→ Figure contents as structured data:

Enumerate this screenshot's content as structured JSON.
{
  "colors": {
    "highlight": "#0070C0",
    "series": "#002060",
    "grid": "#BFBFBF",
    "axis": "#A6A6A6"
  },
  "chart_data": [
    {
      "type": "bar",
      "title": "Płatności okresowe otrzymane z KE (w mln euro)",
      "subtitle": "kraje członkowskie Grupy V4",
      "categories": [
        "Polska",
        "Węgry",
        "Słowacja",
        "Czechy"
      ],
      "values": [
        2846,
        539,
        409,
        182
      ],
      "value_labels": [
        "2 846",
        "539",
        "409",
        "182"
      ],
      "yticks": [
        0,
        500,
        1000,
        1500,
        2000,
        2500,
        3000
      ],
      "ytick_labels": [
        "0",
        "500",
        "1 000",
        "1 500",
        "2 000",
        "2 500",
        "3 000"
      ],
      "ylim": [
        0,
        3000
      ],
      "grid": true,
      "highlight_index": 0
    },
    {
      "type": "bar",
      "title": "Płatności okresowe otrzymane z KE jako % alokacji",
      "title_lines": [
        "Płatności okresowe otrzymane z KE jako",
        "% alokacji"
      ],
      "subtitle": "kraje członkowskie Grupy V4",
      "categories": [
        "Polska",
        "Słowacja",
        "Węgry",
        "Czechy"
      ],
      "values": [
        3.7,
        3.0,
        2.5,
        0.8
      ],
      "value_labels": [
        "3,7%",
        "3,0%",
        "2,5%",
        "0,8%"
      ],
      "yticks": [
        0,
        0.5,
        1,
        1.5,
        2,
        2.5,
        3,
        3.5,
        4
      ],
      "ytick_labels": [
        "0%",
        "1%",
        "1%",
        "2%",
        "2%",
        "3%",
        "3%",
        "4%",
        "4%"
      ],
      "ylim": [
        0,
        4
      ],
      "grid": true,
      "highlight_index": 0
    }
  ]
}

→ Work to do: Say how many lines contain "otrzymane", and give nothing but that number.

→ Correct answer: 3